# start of DATASET RECORDS
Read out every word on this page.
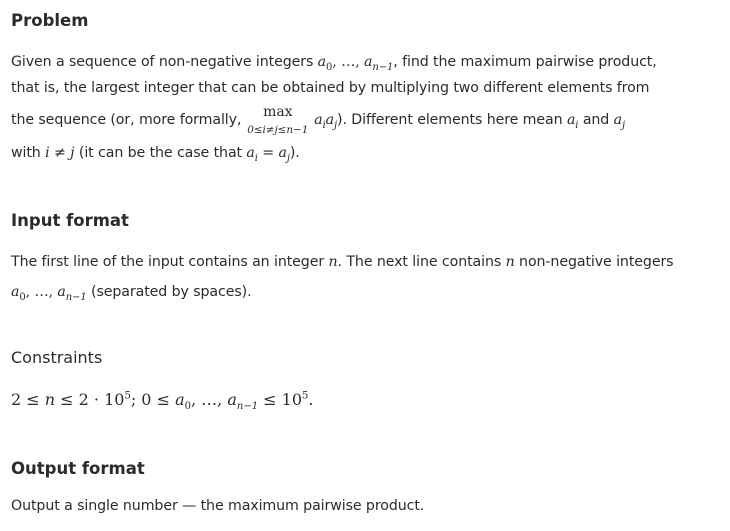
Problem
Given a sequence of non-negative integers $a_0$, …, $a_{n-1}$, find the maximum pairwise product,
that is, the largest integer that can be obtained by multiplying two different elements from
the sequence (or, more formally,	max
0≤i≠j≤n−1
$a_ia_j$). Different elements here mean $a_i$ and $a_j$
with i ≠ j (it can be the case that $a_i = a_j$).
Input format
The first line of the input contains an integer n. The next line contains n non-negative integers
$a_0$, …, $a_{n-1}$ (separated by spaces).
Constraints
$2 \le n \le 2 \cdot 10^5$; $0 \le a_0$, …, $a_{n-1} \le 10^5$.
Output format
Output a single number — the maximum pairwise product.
# end of DATASET RECORDS
- EXERCISE OBJECTIVE
Where does the word "pairwise" appear in the listing? List each line that holds it.

- EXERCISE ANSWER
Given a sequence of non-negative integers $a_0$, …, $a_{n-1}$, find the maximum pairwise product,
Output a single number — the maximum pairwise product.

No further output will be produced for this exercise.